▶ **CHALLENGE**
For this exercise, copy out each line of the material below that includes "chevron".

* start PROVIDED INFORMATION *

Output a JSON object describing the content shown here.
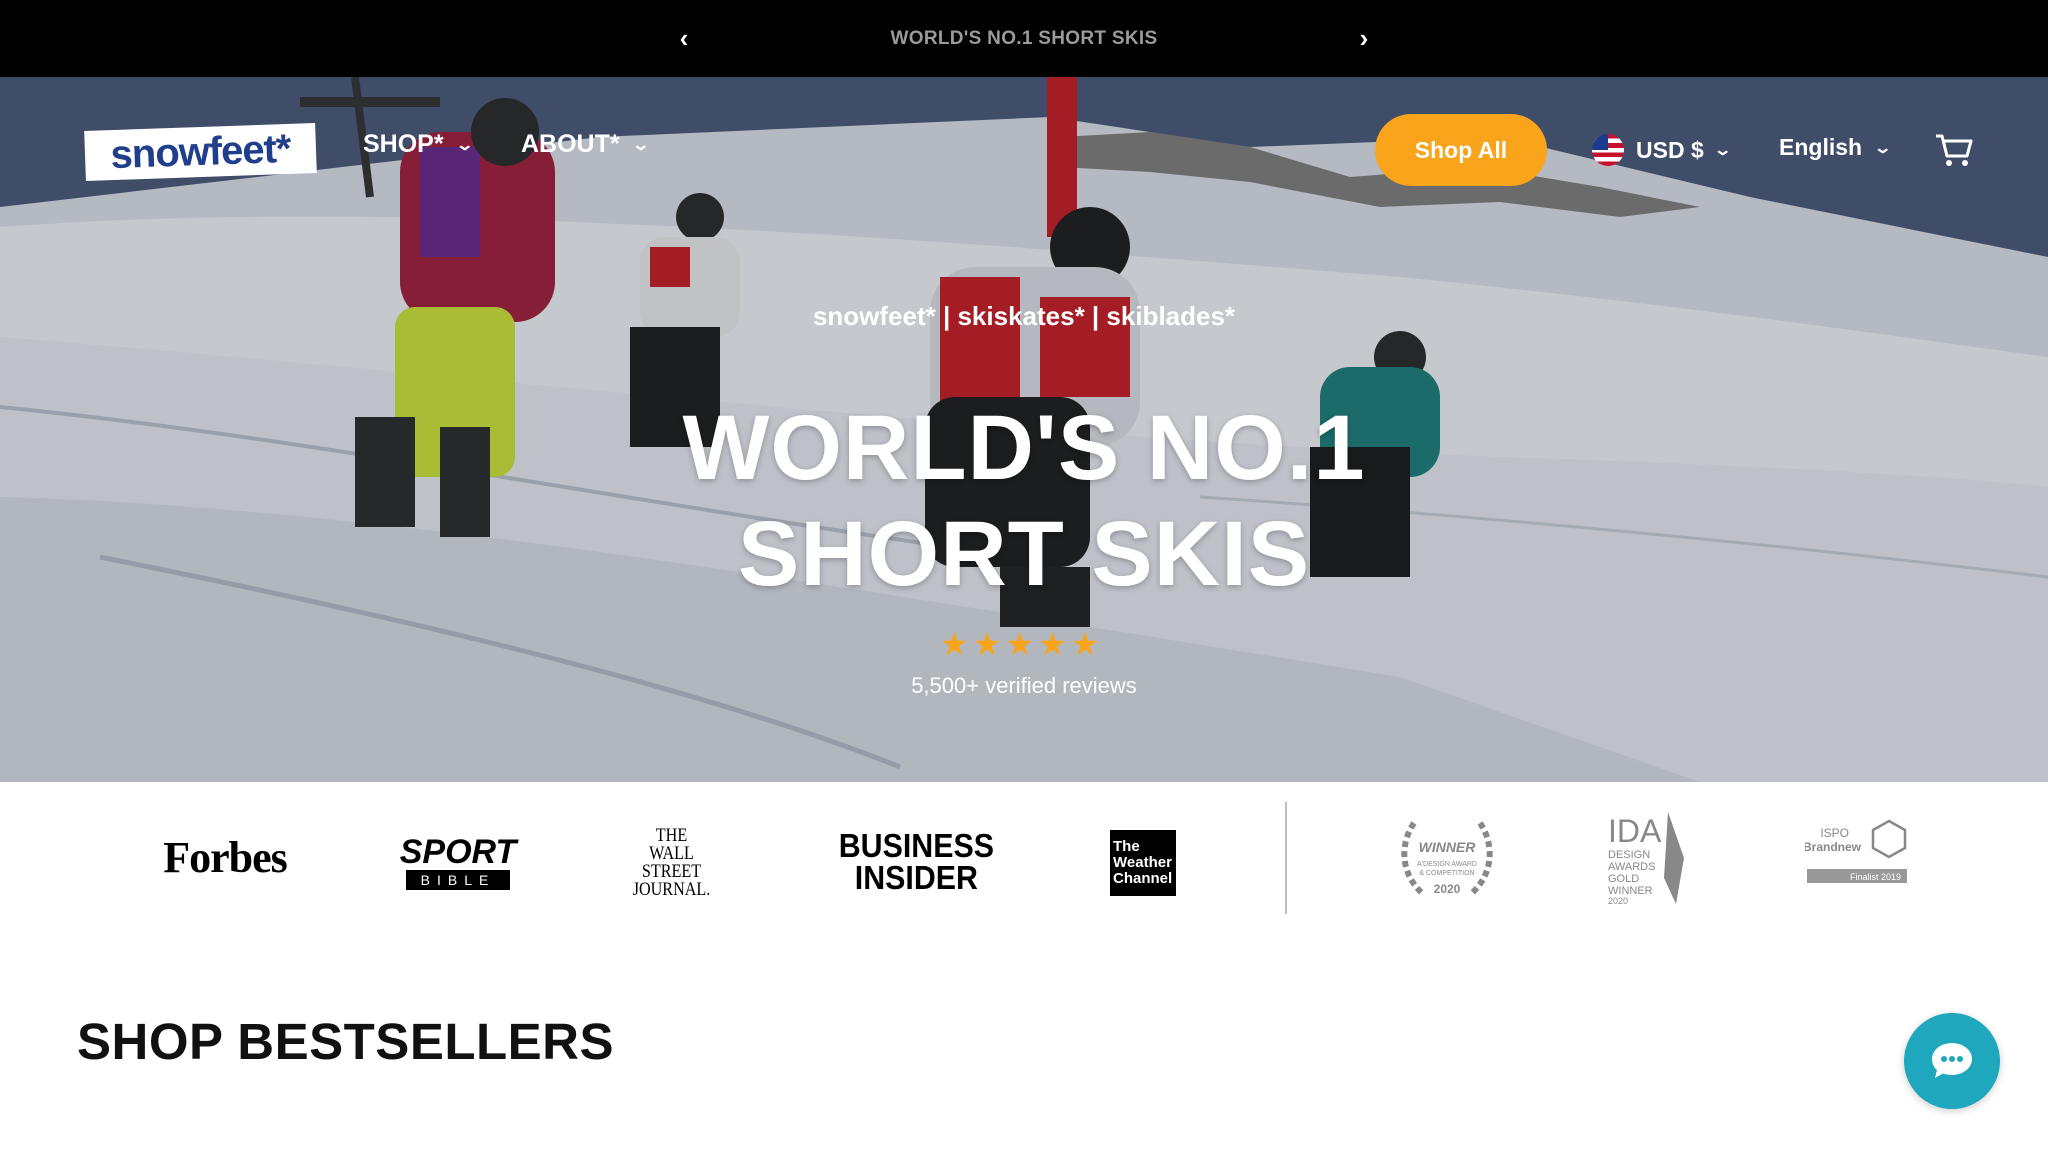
{
  "announcement": {
    "text": "WORLD'S NO.1 SHORT SKIS",
    "prev_icon": "chevron-left-icon",
    "next_icon": "chevron-right-icon"
  },
  "header": {
    "logo_text": "snowfeet*",
    "nav": [
      {
        "label": "SHOP*",
        "icon": "chevron-down-icon"
      },
      {
        "label": "ABOUT*",
        "icon": "chevron-down-icon"
      }
    ],
    "shop_all_label": "Shop All",
    "currency_label": "USD $",
    "currency_flag": "us-flag-icon",
    "language_label": "English",
    "cart_icon": "cart-icon"
  },
  "hero": {
    "tagline": "snowfeet* | skiskates* | skiblades*",
    "headline_line1": "WORLD'S NO.1",
    "headline_line2": "SHORT SKIS",
    "rating": 5,
    "reviews_text": "5,500+ verified reviews"
  },
  "press": {
    "logos": [
      "Forbes",
      "SPORT BIBLE",
      "THE WALL STREET JOURNAL.",
      "BUSINESS INSIDER",
      "The Weather Channel"
    ],
    "awards": [
      "WINNER A'DESIGN AWARD & COMPETITION 2020",
      "IDA DESIGN AWARDS GOLD WINNER 2020",
      "ISPO Brandnew Finalist 2019"
    ]
  },
  "bestsellers": {
    "title": "SHOP BESTSELLERS"
  },
  "chat": {
    "icon": "chat-bubble-icon"
  },
  "colors": {
    "accent": "#f9a41b",
    "brand_blue": "#1f3e8c",
    "chat": "#1ea7bd"
  }
}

* end PROVIDED INFORMATION *

▶ **PROBLEM SOLUTION**
    "prev_icon": "chevron-left-icon",
    "next_icon": "chevron-right-icon"
        "icon": "chevron-down-icon"
        "icon": "chevron-down-icon"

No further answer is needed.